─── Input rows ───
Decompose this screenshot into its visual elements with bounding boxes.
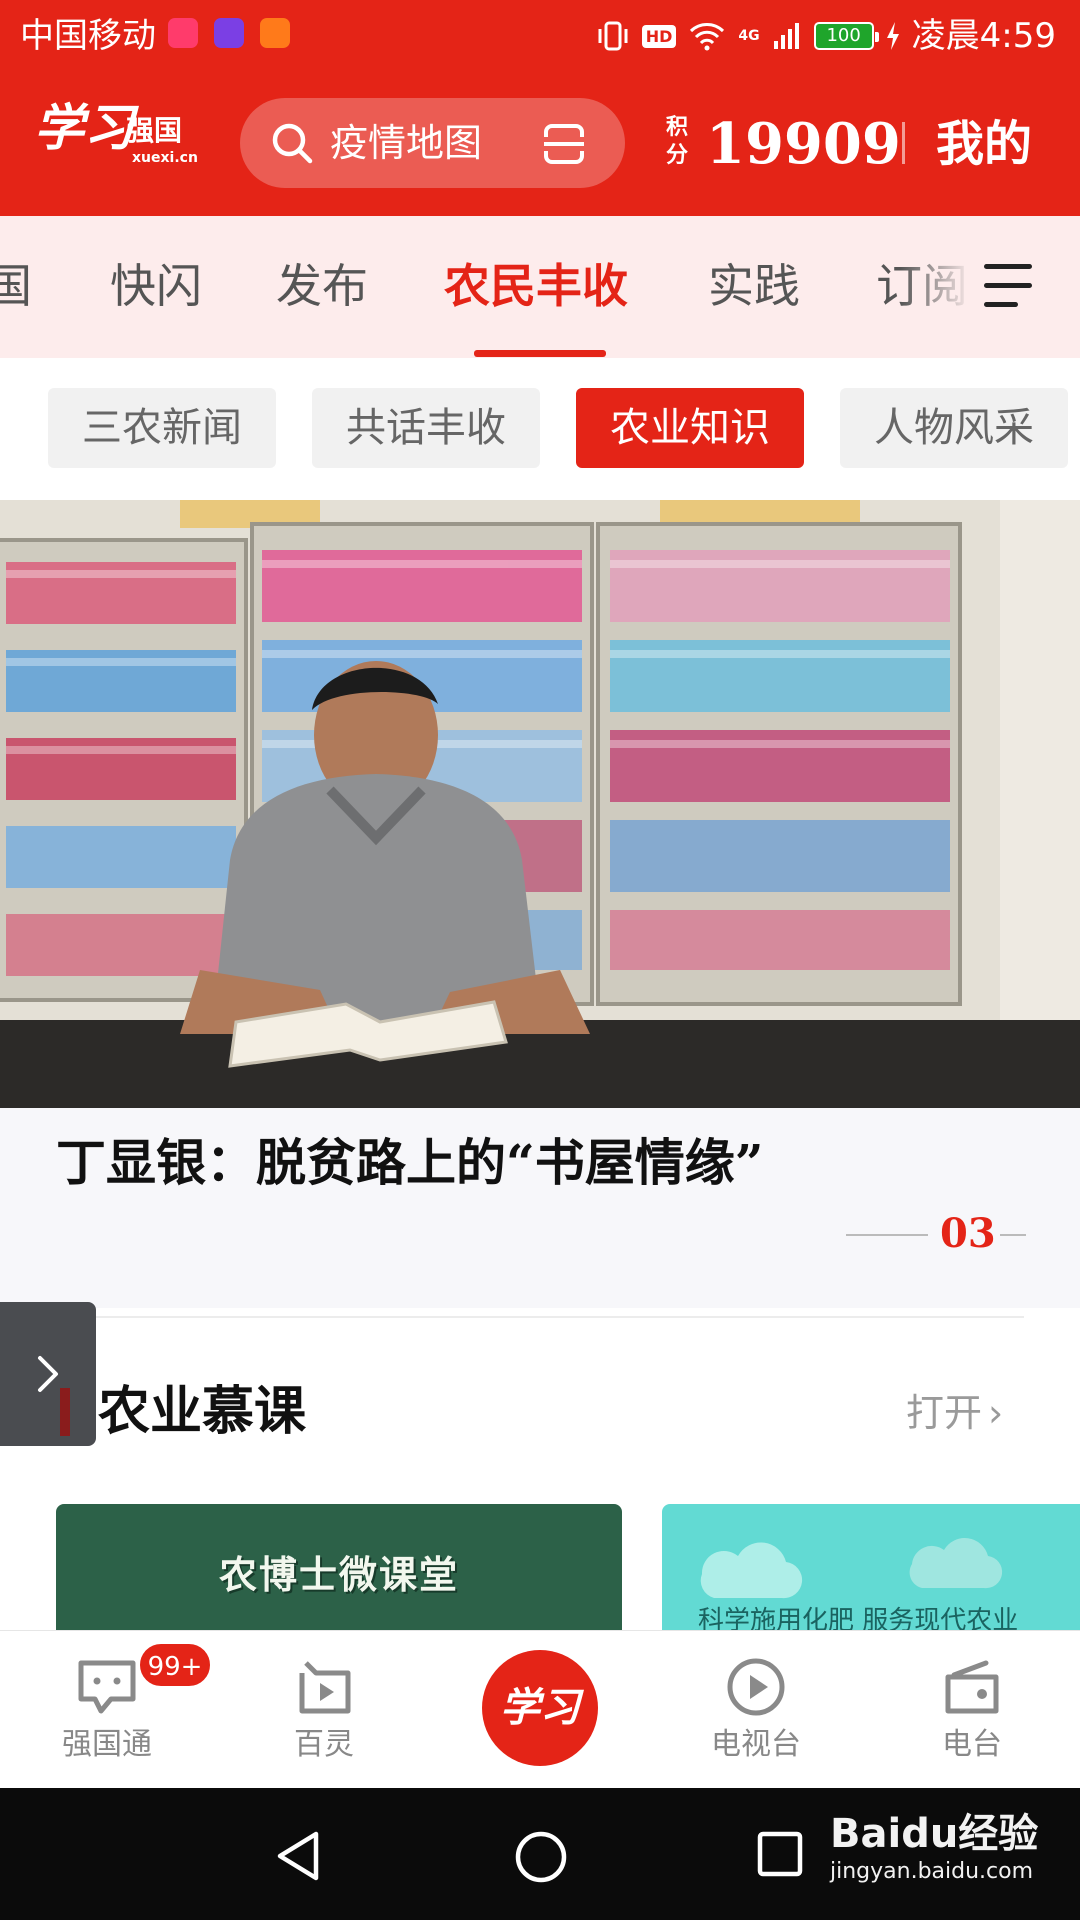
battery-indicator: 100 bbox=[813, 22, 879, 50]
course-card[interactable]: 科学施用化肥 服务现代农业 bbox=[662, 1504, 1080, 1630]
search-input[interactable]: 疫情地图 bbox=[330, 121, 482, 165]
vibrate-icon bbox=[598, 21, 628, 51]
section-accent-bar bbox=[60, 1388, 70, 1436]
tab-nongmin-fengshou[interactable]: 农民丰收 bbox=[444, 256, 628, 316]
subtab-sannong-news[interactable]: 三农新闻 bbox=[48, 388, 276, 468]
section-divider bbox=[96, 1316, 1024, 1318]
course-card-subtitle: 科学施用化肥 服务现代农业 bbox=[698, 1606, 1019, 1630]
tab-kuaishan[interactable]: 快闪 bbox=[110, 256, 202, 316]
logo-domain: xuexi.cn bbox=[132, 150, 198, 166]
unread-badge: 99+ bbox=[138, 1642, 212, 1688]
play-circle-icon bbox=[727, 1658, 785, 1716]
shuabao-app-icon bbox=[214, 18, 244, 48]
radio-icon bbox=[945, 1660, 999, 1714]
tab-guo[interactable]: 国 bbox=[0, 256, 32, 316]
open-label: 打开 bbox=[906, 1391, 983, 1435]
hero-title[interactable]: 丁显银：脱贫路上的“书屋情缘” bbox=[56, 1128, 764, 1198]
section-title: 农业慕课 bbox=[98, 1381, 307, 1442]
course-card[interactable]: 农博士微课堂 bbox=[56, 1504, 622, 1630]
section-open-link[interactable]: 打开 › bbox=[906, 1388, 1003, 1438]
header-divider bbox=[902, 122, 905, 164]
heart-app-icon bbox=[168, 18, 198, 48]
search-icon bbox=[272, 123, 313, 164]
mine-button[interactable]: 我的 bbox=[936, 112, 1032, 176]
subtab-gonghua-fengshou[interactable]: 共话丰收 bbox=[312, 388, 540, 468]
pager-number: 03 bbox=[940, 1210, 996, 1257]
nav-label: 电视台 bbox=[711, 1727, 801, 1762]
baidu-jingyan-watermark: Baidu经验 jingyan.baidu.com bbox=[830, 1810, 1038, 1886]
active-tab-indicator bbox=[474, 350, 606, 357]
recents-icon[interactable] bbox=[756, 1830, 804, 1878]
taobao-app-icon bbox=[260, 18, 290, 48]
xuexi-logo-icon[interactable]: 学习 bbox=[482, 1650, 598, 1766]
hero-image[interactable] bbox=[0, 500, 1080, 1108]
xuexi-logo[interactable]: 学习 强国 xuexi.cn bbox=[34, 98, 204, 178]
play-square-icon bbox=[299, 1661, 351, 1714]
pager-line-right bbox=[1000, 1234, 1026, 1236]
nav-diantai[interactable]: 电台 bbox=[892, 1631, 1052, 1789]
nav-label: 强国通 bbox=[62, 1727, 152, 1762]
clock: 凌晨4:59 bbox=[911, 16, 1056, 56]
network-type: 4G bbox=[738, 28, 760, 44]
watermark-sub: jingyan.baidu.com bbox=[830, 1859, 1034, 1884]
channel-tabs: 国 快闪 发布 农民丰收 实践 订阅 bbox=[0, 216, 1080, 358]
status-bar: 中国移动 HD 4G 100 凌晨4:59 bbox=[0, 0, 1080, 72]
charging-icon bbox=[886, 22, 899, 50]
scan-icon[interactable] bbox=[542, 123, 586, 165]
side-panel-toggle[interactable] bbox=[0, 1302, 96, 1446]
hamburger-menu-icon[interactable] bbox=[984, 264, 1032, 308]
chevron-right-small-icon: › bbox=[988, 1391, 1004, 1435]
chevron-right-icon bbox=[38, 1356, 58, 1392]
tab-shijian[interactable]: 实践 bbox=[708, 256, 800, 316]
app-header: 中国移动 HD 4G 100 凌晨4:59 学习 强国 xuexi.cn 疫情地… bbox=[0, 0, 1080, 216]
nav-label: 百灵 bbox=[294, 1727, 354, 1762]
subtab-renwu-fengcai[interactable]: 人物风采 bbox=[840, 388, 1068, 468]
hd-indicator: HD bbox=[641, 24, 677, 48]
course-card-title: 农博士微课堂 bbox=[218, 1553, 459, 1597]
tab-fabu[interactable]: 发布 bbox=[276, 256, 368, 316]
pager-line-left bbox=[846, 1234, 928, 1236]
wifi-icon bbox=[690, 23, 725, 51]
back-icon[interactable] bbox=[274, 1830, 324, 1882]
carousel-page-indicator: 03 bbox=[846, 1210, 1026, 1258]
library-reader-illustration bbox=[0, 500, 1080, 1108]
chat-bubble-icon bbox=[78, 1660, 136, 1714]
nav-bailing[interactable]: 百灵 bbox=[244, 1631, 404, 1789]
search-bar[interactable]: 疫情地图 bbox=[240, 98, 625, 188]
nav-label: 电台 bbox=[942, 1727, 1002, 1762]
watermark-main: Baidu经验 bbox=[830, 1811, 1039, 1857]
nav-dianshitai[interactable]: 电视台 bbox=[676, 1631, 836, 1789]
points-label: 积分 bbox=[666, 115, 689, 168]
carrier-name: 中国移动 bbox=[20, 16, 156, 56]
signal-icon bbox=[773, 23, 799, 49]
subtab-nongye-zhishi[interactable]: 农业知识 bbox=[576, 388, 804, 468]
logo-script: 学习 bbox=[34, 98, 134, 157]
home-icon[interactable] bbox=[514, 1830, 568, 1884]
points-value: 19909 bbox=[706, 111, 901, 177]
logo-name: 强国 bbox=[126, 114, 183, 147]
───
◆ **Task to carry out**
Repeat the lines above without changes, starting at the line with "battery-indicator: 100 bbox=[813, 22, 879, 50]" and ending with the line with "course-card[interactable]: 农博士微课堂 bbox=[56, 1504, 622, 1630]", both included.

◆ **Answer to this problem**
battery-indicator: 100 bbox=[813, 22, 879, 50]
course-card[interactable]: 科学施用化肥 服务现代农业 bbox=[662, 1504, 1080, 1630]
search-input[interactable]: 疫情地图 bbox=[330, 121, 482, 165]
vibrate-icon bbox=[598, 21, 628, 51]
section-accent-bar bbox=[60, 1388, 70, 1436]
tab-nongmin-fengshou[interactable]: 农民丰收 bbox=[444, 256, 628, 316]
subtab-sannong-news[interactable]: 三农新闻 bbox=[48, 388, 276, 468]
section-divider bbox=[96, 1316, 1024, 1318]
course-card-subtitle: 科学施用化肥 服务现代农业 bbox=[698, 1606, 1019, 1630]
tab-kuaishan[interactable]: 快闪 bbox=[110, 256, 202, 316]
logo-domain: xuexi.cn bbox=[132, 150, 198, 166]
unread-badge: 99+ bbox=[138, 1642, 212, 1688]
play-circle-icon bbox=[727, 1658, 785, 1716]
shuabao-app-icon bbox=[214, 18, 244, 48]
radio-icon bbox=[945, 1660, 999, 1714]
tab-guo[interactable]: 国 bbox=[0, 256, 32, 316]
open-label: 打开 bbox=[906, 1391, 983, 1435]
hero-title[interactable]: 丁显银：脱贫路上的“书屋情缘” bbox=[56, 1128, 764, 1198]
section-title: 农业慕课 bbox=[98, 1381, 307, 1442]
course-card[interactable]: 农博士微课堂 bbox=[56, 1504, 622, 1630]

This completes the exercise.